++++ Material for this exercise ++++

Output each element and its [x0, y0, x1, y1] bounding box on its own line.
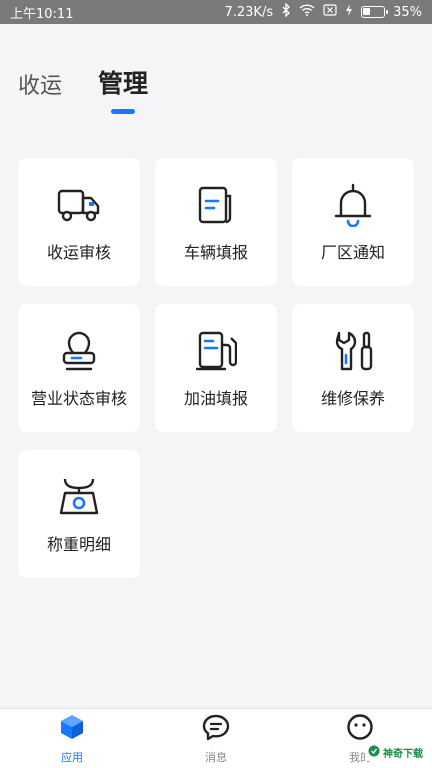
cube-icon [58, 713, 86, 745]
bluetooth-icon [281, 2, 291, 21]
bell-icon [329, 181, 377, 229]
status-time: 上午10:11 [10, 6, 74, 22]
document-icon [192, 181, 240, 229]
tab-manage-label: 管理 [98, 69, 149, 98]
battery-percent: 35% [393, 4, 422, 20]
nav-apps[interactable]: 应用 [0, 709, 144, 768]
active-tab-indicator [111, 109, 136, 114]
status-right: 7.23K/s 35% [224, 2, 422, 21]
watermark-logo-icon [368, 745, 380, 760]
nav-label: 消息 [205, 750, 227, 764]
wrench-screwdriver-icon [329, 327, 377, 375]
card-fuel-report[interactable]: 加油填报 [155, 304, 277, 432]
card-label: 维修保养 [320, 389, 385, 408]
face-icon [346, 713, 374, 745]
chat-icon [202, 713, 230, 745]
watermark: 神奇下载 [365, 744, 426, 761]
card-business-status-review[interactable]: 营业状态审核 [18, 304, 140, 432]
tab-manage[interactable]: 管理 [98, 64, 149, 114]
card-plant-notice[interactable]: 厂区通知 [292, 158, 414, 286]
stamp-icon [55, 327, 103, 375]
fuel-pump-icon [192, 327, 240, 375]
battery-icon [361, 6, 389, 18]
watermark-text: 神奇下载 [383, 749, 423, 760]
card-label: 厂区通知 [320, 243, 385, 262]
card-vehicle-report[interactable]: 车辆填报 [155, 158, 277, 286]
function-grid: 收运审核 车辆填报 厂区通知 营业状态审核 加油填报 维修保养 称重明细 [18, 158, 414, 578]
sim-icon [323, 4, 337, 20]
card-label: 车辆填报 [183, 243, 248, 262]
tab-collect[interactable]: 收运 [18, 68, 62, 100]
card-weighing-details[interactable]: 称重明细 [18, 450, 140, 578]
card-label: 称重明细 [46, 535, 111, 554]
status-bar: 上午10:11 7.23K/s 35% [0, 0, 432, 24]
wifi-icon [299, 4, 315, 20]
card-collect-review[interactable]: 收运审核 [18, 158, 140, 286]
nav-label: 应用 [61, 750, 83, 764]
nav-messages[interactable]: 消息 [144, 709, 288, 768]
card-label: 加油填报 [183, 389, 248, 408]
truck-icon [55, 181, 103, 229]
card-maintenance[interactable]: 维修保养 [292, 304, 414, 432]
scale-icon [55, 473, 103, 521]
net-speed: 7.23K/s [224, 4, 274, 20]
charging-icon [345, 4, 353, 20]
card-label: 收运审核 [46, 243, 111, 262]
top-tabs: 收运 管理 [18, 64, 149, 114]
card-label: 营业状态审核 [30, 389, 127, 408]
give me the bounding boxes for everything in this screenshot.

++++

■ **Exercise description**
Retype all of the rows above word for word, but leave the pictures out of your answer.

■ **Exercise answer**
Output each element and its [x0, y0, x1, y1] bounding box on its own line.
cube-icon [58, 713, 86, 745]
bluetooth-icon [281, 2, 291, 21]
bell-icon [329, 181, 377, 229]
status-time: 上午10:11 [10, 6, 74, 22]
document-icon [192, 181, 240, 229]
tab-manage-label: 管理 [98, 69, 149, 98]
battery-percent: 35% [393, 4, 422, 20]
nav-apps[interactable]: 应用 [0, 709, 144, 768]
active-tab-indicator [111, 109, 136, 114]
status-right: 7.23K/s 35% [224, 2, 422, 21]
watermark-logo-icon [368, 745, 380, 760]
nav-label: 消息 [205, 750, 227, 764]
wrench-screwdriver-icon [329, 327, 377, 375]
card-fuel-report[interactable]: 加油填报 [155, 304, 277, 432]
card-label: 维修保养 [320, 389, 385, 408]
face-icon [346, 713, 374, 745]
chat-icon [202, 713, 230, 745]
watermark: 神奇下载 [365, 744, 426, 761]
card-business-status-review[interactable]: 营业状态审核 [18, 304, 140, 432]
tab-manage[interactable]: 管理 [98, 64, 149, 114]
card-plant-notice[interactable]: 厂区通知 [292, 158, 414, 286]
stamp-icon [55, 327, 103, 375]
fuel-pump-icon [192, 327, 240, 375]
battery-icon [361, 6, 389, 18]
watermark-text: 神奇下载 [383, 749, 423, 760]
card-label: 厂区通知 [320, 243, 385, 262]
card-vehicle-report[interactable]: 车辆填报 [155, 158, 277, 286]
function-grid: 收运审核 车辆填报 厂区通知 营业状态审核 加油填报 维修保养 称重明细 [18, 158, 414, 578]
sim-icon [323, 4, 337, 20]
card-label: 车辆填报 [183, 243, 248, 262]
tab-collect[interactable]: 收运 [18, 68, 62, 100]
card-weighing-details[interactable]: 称重明细 [18, 450, 140, 578]
card-label: 称重明细 [46, 535, 111, 554]
status-bar: 上午10:11 7.23K/s 35% [0, 0, 432, 24]
wifi-icon [299, 4, 315, 20]
card-collect-review[interactable]: 收运审核 [18, 158, 140, 286]
nav-label: 应用 [61, 750, 83, 764]
nav-messages[interactable]: 消息 [144, 709, 288, 768]
card-label: 加油填报 [183, 389, 248, 408]
truck-icon [55, 181, 103, 229]
card-maintenance[interactable]: 维修保养 [292, 304, 414, 432]
scale-icon [55, 473, 103, 521]
net-speed: 7.23K/s [224, 4, 274, 20]
charging-icon [345, 4, 353, 20]
card-label: 收运审核 [46, 243, 111, 262]
top-tabs: 收运 管理 [18, 64, 149, 114]
card-label: 营业状态审核 [30, 389, 127, 408]
give me the bounding boxes for everything in this screenshot.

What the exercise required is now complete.